-- Given problem --
Go through the material below and copy all lines with "โครงการปกต".

-- Material shown --
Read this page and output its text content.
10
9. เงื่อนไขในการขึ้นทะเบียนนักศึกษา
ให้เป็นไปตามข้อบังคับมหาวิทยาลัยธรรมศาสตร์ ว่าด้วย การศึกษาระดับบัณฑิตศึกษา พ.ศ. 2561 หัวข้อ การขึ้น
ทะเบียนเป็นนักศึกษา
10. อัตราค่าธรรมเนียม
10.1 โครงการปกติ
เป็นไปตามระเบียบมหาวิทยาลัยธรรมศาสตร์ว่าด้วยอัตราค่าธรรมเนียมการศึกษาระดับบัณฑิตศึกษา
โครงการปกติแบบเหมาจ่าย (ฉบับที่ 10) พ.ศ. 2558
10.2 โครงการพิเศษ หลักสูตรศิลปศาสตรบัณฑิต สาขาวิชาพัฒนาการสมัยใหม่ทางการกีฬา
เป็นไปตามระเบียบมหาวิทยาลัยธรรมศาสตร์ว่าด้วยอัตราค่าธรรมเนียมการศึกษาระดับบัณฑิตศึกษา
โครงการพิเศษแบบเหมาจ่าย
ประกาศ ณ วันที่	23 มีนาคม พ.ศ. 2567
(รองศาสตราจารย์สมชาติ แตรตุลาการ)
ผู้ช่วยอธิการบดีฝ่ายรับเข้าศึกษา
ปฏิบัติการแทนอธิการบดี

-- Reply to the task --
10.1 โครงการปกติ
โครงการปกติแบบเหมาจ่าย (ฉบับที่ 10) พ.ศ. 2558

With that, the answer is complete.